#### PROVIDED RECORDS ####

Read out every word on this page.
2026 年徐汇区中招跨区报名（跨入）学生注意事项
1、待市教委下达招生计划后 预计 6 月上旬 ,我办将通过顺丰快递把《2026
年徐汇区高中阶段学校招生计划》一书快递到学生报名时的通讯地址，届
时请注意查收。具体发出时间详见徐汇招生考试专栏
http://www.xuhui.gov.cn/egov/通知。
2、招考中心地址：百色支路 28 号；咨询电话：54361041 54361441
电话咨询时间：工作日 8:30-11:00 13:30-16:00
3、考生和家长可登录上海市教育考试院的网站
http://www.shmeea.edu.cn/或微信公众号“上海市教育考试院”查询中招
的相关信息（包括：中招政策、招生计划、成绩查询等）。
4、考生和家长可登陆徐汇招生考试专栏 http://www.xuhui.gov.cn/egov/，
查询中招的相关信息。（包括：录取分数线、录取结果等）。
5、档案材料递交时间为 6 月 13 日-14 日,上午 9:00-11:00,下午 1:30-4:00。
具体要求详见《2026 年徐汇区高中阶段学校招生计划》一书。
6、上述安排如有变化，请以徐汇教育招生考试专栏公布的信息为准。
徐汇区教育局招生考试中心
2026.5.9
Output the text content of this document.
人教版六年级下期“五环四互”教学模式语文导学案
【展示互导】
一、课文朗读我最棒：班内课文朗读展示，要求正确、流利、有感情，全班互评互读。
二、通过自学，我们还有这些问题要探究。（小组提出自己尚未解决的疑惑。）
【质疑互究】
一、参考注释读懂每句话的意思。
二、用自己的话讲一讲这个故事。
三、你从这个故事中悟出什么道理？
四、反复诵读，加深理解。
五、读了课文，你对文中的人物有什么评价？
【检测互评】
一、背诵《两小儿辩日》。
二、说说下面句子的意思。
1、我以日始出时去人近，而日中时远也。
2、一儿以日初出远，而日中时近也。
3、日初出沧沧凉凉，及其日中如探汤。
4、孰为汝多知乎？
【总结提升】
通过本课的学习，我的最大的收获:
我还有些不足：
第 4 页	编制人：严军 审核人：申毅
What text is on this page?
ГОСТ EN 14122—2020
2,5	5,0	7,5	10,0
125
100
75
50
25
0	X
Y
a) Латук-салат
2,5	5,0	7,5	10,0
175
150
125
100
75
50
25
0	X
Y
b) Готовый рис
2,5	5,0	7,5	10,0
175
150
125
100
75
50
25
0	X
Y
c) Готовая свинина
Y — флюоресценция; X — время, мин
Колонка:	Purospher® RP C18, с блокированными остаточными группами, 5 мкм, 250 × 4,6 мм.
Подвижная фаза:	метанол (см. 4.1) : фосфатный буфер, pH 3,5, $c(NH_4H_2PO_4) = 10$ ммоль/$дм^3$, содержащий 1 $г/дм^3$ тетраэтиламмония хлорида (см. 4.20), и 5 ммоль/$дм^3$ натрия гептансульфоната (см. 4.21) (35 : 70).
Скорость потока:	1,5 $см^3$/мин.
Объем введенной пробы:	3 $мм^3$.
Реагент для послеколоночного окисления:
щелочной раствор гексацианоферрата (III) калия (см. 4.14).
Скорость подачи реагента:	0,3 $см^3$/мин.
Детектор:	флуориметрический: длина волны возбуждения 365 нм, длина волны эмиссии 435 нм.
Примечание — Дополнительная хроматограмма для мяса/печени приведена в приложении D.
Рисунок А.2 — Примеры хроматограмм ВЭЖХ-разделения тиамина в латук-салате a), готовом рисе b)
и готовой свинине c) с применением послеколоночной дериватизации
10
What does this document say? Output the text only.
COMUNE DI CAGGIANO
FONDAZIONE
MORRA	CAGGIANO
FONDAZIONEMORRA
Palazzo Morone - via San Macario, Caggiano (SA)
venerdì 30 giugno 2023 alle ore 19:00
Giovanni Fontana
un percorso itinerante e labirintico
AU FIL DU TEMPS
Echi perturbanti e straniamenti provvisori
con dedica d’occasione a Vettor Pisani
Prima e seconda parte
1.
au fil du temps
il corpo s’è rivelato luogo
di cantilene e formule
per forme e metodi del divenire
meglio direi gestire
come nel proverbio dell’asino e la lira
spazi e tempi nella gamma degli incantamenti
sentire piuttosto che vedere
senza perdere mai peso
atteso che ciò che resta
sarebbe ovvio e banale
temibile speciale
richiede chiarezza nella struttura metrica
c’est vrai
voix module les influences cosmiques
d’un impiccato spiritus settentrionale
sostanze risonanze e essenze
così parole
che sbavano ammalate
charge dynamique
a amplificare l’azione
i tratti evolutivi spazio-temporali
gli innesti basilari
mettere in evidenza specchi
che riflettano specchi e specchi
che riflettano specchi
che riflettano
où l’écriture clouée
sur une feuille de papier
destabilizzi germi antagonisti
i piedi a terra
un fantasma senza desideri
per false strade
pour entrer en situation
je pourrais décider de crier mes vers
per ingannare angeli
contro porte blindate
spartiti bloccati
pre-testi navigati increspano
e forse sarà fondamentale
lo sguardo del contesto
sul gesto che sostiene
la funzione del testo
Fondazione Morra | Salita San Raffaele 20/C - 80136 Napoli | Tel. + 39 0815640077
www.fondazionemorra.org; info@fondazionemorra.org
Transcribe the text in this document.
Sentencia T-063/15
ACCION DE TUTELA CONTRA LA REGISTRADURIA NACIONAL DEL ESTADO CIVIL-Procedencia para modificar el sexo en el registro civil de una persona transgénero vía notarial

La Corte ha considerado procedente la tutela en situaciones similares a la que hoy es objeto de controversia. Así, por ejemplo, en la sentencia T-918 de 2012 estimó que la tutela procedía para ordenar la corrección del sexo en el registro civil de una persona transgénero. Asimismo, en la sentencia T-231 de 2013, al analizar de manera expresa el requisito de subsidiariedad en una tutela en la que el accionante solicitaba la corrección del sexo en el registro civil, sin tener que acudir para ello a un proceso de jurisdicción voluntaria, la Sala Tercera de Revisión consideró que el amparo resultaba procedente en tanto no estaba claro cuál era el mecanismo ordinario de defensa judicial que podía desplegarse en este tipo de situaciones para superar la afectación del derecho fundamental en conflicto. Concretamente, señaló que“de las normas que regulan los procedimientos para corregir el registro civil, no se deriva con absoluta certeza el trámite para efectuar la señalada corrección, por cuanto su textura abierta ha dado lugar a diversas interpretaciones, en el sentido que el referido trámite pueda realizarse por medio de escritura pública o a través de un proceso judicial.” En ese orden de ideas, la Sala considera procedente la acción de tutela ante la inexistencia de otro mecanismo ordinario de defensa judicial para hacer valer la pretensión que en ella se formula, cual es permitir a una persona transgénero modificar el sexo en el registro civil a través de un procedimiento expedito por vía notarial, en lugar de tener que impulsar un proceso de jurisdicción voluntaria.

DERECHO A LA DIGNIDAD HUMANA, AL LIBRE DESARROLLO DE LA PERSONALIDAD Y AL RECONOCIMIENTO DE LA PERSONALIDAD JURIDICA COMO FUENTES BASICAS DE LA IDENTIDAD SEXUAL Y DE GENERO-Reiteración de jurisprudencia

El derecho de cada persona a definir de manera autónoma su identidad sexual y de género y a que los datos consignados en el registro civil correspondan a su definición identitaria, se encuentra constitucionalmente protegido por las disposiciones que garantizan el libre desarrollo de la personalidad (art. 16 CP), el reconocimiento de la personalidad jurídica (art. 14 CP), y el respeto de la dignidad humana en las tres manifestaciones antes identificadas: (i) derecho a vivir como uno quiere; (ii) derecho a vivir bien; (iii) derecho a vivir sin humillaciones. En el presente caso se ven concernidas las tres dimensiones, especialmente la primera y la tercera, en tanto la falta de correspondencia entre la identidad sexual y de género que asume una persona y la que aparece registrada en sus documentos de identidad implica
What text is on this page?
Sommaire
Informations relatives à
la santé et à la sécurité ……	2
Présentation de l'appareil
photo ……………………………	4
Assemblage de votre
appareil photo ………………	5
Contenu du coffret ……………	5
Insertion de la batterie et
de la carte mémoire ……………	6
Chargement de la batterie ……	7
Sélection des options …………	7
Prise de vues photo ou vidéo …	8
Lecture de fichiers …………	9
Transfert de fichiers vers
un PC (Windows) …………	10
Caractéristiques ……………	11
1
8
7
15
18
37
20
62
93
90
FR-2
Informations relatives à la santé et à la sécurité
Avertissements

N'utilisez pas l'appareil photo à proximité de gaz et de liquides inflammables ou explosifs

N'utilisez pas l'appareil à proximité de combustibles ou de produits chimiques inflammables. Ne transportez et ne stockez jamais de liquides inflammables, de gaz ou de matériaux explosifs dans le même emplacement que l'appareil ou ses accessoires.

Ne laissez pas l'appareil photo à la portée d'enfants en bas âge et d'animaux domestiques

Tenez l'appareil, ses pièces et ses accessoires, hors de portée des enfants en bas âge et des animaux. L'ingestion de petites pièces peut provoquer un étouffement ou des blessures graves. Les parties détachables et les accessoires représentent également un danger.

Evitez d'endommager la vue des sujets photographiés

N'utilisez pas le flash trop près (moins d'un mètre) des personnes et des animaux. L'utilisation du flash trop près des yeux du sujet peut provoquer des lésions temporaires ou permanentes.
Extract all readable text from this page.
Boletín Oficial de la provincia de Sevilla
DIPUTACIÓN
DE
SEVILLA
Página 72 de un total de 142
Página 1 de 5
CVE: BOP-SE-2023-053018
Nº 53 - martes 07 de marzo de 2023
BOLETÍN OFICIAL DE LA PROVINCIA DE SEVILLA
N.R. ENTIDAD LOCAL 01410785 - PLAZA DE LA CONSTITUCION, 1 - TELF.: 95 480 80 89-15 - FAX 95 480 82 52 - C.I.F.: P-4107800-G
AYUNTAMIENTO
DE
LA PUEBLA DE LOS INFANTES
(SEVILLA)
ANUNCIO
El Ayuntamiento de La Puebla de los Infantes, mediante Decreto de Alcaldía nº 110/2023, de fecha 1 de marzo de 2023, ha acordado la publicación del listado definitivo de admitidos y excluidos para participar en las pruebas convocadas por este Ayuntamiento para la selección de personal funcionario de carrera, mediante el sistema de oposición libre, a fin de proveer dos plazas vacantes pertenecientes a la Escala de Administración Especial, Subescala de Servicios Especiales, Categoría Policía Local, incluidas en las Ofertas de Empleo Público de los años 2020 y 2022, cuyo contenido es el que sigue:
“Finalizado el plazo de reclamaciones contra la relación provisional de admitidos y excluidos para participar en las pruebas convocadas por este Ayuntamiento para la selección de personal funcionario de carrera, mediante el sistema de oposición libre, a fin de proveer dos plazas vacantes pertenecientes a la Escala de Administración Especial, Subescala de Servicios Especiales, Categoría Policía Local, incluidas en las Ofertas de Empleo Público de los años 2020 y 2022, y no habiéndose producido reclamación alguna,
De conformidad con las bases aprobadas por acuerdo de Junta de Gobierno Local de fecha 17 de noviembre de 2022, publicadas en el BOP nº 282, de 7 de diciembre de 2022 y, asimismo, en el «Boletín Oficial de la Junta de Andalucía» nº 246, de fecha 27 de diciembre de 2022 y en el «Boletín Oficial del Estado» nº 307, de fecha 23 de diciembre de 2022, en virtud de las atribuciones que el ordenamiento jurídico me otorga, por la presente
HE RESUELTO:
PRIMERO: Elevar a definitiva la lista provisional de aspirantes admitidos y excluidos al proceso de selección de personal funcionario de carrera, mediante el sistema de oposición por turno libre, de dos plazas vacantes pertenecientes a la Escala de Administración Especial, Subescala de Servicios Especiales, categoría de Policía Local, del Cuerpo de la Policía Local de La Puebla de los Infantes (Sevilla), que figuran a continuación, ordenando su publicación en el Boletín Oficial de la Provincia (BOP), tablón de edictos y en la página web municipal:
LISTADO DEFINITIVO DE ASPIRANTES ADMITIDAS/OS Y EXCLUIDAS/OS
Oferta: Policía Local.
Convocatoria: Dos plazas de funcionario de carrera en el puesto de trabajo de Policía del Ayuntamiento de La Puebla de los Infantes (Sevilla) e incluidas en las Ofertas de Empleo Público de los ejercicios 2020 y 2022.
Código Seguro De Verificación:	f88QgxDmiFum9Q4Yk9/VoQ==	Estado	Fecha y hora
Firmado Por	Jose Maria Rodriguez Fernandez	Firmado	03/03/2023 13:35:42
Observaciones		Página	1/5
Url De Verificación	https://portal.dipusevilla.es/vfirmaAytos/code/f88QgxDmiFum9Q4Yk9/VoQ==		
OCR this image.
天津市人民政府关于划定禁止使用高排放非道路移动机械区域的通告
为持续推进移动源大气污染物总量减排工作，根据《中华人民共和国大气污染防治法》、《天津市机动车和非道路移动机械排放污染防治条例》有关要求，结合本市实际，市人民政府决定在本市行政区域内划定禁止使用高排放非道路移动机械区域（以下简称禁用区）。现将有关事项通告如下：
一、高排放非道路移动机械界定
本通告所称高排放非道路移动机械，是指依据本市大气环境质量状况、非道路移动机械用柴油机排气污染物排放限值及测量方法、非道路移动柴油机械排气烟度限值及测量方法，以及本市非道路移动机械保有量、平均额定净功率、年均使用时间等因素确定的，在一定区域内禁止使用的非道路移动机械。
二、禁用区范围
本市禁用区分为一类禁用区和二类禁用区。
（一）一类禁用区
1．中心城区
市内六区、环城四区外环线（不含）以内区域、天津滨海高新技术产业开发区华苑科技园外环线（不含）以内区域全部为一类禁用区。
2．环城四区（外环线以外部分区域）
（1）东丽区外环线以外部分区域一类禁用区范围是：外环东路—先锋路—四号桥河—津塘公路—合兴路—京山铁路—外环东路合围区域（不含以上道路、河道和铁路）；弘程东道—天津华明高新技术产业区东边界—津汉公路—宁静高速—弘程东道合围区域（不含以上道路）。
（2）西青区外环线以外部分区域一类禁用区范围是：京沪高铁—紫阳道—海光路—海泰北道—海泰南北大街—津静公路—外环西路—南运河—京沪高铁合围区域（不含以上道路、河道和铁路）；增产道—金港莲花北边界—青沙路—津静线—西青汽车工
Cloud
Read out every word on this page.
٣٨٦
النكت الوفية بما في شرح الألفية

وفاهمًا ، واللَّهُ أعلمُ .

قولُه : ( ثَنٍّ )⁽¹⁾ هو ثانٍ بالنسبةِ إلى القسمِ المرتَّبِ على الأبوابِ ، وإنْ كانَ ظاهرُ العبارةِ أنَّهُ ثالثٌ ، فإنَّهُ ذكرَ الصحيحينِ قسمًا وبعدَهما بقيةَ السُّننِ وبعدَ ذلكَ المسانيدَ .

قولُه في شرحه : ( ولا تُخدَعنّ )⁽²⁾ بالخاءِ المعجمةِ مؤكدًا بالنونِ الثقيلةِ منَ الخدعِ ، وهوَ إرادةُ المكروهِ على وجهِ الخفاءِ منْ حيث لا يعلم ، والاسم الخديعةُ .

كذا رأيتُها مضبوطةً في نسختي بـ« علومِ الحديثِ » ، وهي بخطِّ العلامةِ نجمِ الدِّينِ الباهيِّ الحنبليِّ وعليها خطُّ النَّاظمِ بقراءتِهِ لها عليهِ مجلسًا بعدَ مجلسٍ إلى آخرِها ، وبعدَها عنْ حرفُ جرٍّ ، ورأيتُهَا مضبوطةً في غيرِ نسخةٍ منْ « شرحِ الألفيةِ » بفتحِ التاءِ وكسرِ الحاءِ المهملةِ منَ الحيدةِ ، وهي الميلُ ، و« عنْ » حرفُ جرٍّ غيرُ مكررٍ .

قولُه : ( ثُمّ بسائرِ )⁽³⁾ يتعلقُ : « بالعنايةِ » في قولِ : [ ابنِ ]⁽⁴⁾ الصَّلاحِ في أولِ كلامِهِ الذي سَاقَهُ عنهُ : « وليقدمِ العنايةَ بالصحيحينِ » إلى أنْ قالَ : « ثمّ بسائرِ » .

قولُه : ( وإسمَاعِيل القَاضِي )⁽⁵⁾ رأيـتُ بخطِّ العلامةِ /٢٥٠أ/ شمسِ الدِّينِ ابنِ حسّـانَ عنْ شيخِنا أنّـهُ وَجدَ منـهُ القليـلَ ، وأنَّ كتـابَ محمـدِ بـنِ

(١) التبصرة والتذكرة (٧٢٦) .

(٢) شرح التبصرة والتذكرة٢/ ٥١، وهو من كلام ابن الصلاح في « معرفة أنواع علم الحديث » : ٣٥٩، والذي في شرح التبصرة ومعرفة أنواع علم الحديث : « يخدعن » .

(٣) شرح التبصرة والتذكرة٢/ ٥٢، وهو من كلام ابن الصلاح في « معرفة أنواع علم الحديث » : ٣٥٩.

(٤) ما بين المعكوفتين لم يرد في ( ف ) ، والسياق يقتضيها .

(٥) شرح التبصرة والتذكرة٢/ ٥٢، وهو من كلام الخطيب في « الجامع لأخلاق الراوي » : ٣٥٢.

####

» **PROBLEM**:
Tell how many lines of the data include the word "pruebas", and nothing else.

» **ANSWER IN FULL**:
2